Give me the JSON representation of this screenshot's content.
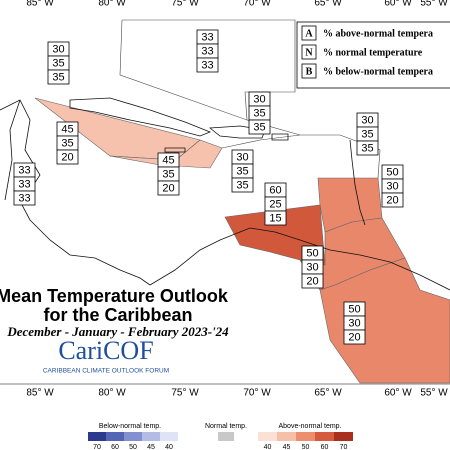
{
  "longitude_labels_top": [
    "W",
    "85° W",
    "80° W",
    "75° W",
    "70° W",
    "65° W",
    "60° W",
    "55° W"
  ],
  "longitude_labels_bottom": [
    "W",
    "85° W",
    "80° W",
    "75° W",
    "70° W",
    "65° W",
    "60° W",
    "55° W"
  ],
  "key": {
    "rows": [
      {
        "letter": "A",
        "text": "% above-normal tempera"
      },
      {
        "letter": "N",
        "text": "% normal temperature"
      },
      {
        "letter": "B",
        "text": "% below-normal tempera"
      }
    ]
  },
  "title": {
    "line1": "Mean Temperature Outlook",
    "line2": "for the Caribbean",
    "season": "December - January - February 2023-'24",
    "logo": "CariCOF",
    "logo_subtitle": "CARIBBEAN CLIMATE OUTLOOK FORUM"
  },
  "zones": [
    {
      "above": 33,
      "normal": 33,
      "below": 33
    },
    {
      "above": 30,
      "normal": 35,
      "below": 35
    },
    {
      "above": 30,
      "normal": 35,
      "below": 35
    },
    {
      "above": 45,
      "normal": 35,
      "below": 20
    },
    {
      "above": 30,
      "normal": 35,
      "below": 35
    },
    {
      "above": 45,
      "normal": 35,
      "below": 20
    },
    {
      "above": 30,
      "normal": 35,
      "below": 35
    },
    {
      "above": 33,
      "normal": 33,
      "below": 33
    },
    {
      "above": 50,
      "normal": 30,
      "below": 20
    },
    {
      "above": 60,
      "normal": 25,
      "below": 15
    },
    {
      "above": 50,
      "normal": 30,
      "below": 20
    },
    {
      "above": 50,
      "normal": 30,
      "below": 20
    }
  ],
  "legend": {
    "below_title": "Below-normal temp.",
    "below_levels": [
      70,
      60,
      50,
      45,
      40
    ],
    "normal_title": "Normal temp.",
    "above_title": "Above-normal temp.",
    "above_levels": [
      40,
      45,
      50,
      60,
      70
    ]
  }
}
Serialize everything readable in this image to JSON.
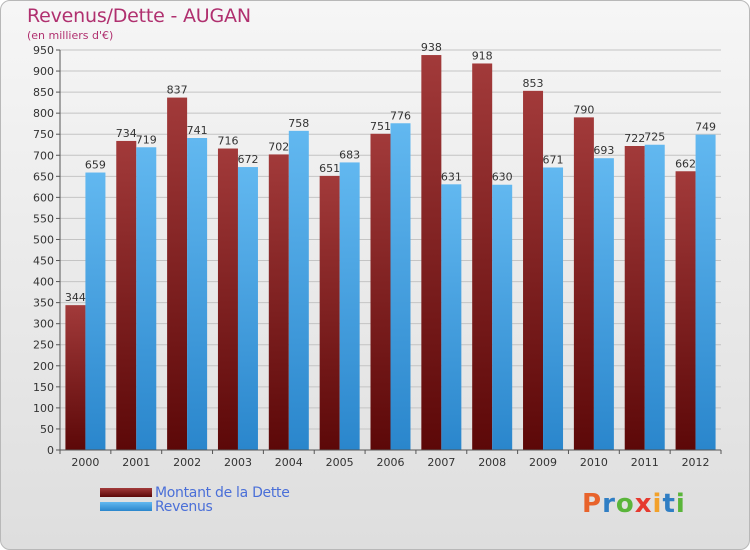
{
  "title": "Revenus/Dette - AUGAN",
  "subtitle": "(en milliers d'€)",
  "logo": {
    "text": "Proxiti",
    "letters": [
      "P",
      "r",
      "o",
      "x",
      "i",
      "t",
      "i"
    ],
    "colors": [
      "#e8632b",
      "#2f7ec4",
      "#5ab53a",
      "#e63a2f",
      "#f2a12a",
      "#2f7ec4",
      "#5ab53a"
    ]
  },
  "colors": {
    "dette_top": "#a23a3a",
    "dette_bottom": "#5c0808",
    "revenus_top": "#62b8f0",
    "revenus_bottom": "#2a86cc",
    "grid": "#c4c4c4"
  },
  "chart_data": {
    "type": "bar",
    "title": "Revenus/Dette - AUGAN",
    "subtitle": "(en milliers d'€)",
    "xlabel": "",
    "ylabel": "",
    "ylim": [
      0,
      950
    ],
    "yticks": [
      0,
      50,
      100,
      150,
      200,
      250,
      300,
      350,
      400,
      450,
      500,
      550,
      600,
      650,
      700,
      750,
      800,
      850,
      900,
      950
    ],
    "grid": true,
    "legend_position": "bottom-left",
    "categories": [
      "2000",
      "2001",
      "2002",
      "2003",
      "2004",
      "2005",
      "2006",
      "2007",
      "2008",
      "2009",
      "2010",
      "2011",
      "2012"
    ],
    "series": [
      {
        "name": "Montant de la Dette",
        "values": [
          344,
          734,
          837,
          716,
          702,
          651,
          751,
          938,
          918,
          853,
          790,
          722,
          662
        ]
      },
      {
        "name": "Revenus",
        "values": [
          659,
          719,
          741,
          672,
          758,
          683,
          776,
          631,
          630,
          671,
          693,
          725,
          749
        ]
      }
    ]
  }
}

━━━━

**What the exercise asks:** Exactly repeat every line from the line that includes "Serialize everything readable" to the end of the listing, and nothing else, leaving pictures out.

**Output of the task:**
Serialize everything readable in this image to JSON.
{
  "title": "Revenus/Dette - AUGAN",
  "subtitle": "(en milliers d'€)",
  "logo": {
    "text": "Proxiti",
    "letters": [
      "P",
      "r",
      "o",
      "x",
      "i",
      "t",
      "i"
    ],
    "colors": [
      "#e8632b",
      "#2f7ec4",
      "#5ab53a",
      "#e63a2f",
      "#f2a12a",
      "#2f7ec4",
      "#5ab53a"
    ]
  },
  "colors": {
    "dette_top": "#a23a3a",
    "dette_bottom": "#5c0808",
    "revenus_top": "#62b8f0",
    "revenus_bottom": "#2a86cc",
    "grid": "#c4c4c4"
  },
  "chart_data": {
    "type": "bar",
    "title": "Revenus/Dette - AUGAN",
    "subtitle": "(en milliers d'€)",
    "xlabel": "",
    "ylabel": "",
    "ylim": [
      0,
      950
    ],
    "yticks": [
      0,
      50,
      100,
      150,
      200,
      250,
      300,
      350,
      400,
      450,
      500,
      550,
      600,
      650,
      700,
      750,
      800,
      850,
      900,
      950
    ],
    "grid": true,
    "legend_position": "bottom-left",
    "categories": [
      "2000",
      "2001",
      "2002",
      "2003",
      "2004",
      "2005",
      "2006",
      "2007",
      "2008",
      "2009",
      "2010",
      "2011",
      "2012"
    ],
    "series": [
      {
        "name": "Montant de la Dette",
        "values": [
          344,
          734,
          837,
          716,
          702,
          651,
          751,
          938,
          918,
          853,
          790,
          722,
          662
        ]
      },
      {
        "name": "Revenus",
        "values": [
          659,
          719,
          741,
          672,
          758,
          683,
          776,
          631,
          630,
          671,
          693,
          725,
          749
        ]
      }
    ]
  }
}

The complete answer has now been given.